ELENCO DEI COMPITI -
**a)** Secondo il testo su sant'Efisio, in quale anno i sardi si opposero vittoriosamente ai Francesi che tentavano di impadronirsi dell'isola?
**b)** Fornisca il seguito del testo su sant'Efisio, cominciando subito dopo la sua ultima frase.

TESTO CITATO -
##########

Efisio martire: 15 Gennaio Dies Natali

-
  A Cagliari, in Sardegna, sant’Efisio Martire, il quale, nella persecuzione di Diocleziano, sotto il giudice Flaviano, dopo aver superato per divina virtù molti tormenti, alla fine, decapitato, vincitore se ne volò al cielo. Così recita il Martirologio romano. La popolarità del santo Efisio, martire orientale venerato in Sardegna, è dovuta principalmente alla Passio scritta da un certo prete Mauro, che narra in modo agiografico il suo martirio. Gli studiosi ritengono che questo testo sia un falso, ma ha avuto una straordinaria popolarità e ha fornito lo spunto a raffigurazioni pittoriche degne di ammirazione. Le reliquie di Efisio furono rimosse da una chiesa presso Capo Pula e trasportate a Cagliari per maggiore sicurezza durante le invasioni barbariche. Il culto di Efisio ebbe un grande ritorno di fiamma nel 1793, quando i sardi si opposero vittoriosamente ai Francesi, che tentavano di impadronirsi dell'isola. A Efisio venne attribuito quel grosso successo militare e fu proclamato comandante supremo dei combattenti. Il martirio del generale romano cominciò a Nara, vicino a Cagliari, il 10 gennaio del 303. 

  Nella piazza accorse molta gente richiamata dall'avvenimento eccezionale. Efisio fu affidato, come del resto richiedeva il suo grado, al boia più abile dell'isola. Si trattava, narra la leggenda, d'un nero gigantesco, certo Archelao, un ex schiavo che si era guadagnato la libertà e il macabro mestiere battendosi nel Colosseo di Roma con tre leoni, due gladiatori e dieci cristiani e uccidendo tutti. Archelao alzò la scure e si accinse a calarla sul collo di Efisio. Ma, per quanti sforzi facesse il negto (alto due metri, enorme), la scure non scese. Il boia sudava, i muscoli si erano gonfiati fino a scoppiare, ma le braccia di Archelao restarono bloccate in alto. La folla lo incitava, ma senza risultato. La gente cominciava a mormorare: il generale, dicevano, è protetto dal suo Dio che non ne vuole la morte, questo Cristo è dunque ben potente. C'erano anche i cristiani, che traevano motivo di speranza e di rinnovata fede dall'impotenza del boia. La situazione era imbarazzante e pericolosa. Bisognava risolverla. Efisio fu cosparso di pece e di olio, venne coricato su una graticola sotto cui fu acceso un gran fuoco. Ma nemmeno le fiamme l'ebbero vinta, il generale rimase indenne. Il magistrato era sconvolto, il boia di più. La sentenza fu sospesa, Efisio sottoposto a tormenti supplementari: fu flagellato, incatenato, infine chiuso in un forno da pane per alcuni giorni. Le fiamme arroventarono la fornace, ma, quando il magistrato si decise a farla aprire, Efisio ne uscì con le vesti intatte. A questo punto, la folla, nella quale sempre più si maturava la convinzione che il Cristo di Efisio fosse assai più potente dell'imperatore e dei suoi rappresentanti, chiese che fosse salvata la vita del generale cristiano. Come si usava nelle arene, i presenti alzarono il pollice domandando la liberazione del suppliziato. Fu chiamato a decidere il governatore della Sardegna, Flaviano. Questi intervenne, si fece portare davanti Efisio, cercò ancora una volta di convincerlo all'abiura: gli promise vita e libertà se avesse sacrificato agli dei pagani. Ma la ferma risposta del martire lo convinse che era inutile insistere. Flaviano ordinò allora al nero Archelao di decapitare il generale e questa volta la scure piombò sul collo del condannato, spiccandogli il capo dal busto. Era il 15 gennaio del 303.

##########

DATI ARCHIVIATI -

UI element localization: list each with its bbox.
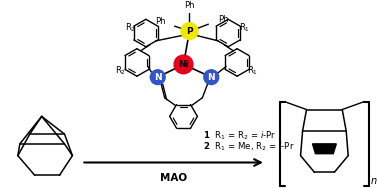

##########

ELENCO DELLE RISPOSTE -
**a)** Nel 1793.

**b)**
  Il racconto è molto fantasioso e ovviamente non suffragato da fonti ufficiali. L'autore della «passio» che racconta la vicenda di Efisio, tale prete Mauro, asserisce d'aver assistito al martirio del Santo dal principio alla fine e di averne fatto la narrazione su preghiera di lui a testimonianza per i posteri. Ma si tratta evidentemente d'un falso, con cui si adattano all'eroe gli «atti» di altri martiri. Ciò nonostante, la vastissima devozione popolare per Efisio merita che si racconti il suo sacrificio secondo quanto ci è stato tramandato dalla tradizione. I Bollandisti, nel Commento al Martirologio Romano, dopo aver messo in rilievo che il prete Mauro, autore della passio, asserisce di essere stato presente al martirio del santo «a principio usque ad finem» e di averne fatto la narrazione su preghiera di lui ad esempio dei posteri,concludono che si tratta di un insigne falsario, che adattò al suo eroe gli Atti, a loro volta favolosi, di s. Procopio, martire in Palestina. Infine il Delehaye (Les légendes hagiographiques, Bruxelles 1953, pp. 135-36) nota che di originale negli Atti di Efisio non vi sono che alcuni episodi marginali mal cuciti tra loro e alcuni nomi di luogo. Il rimaneggiamento è così superficiale e grossolano che il racconto non ha neppure l'apparenza della verosimiglianza.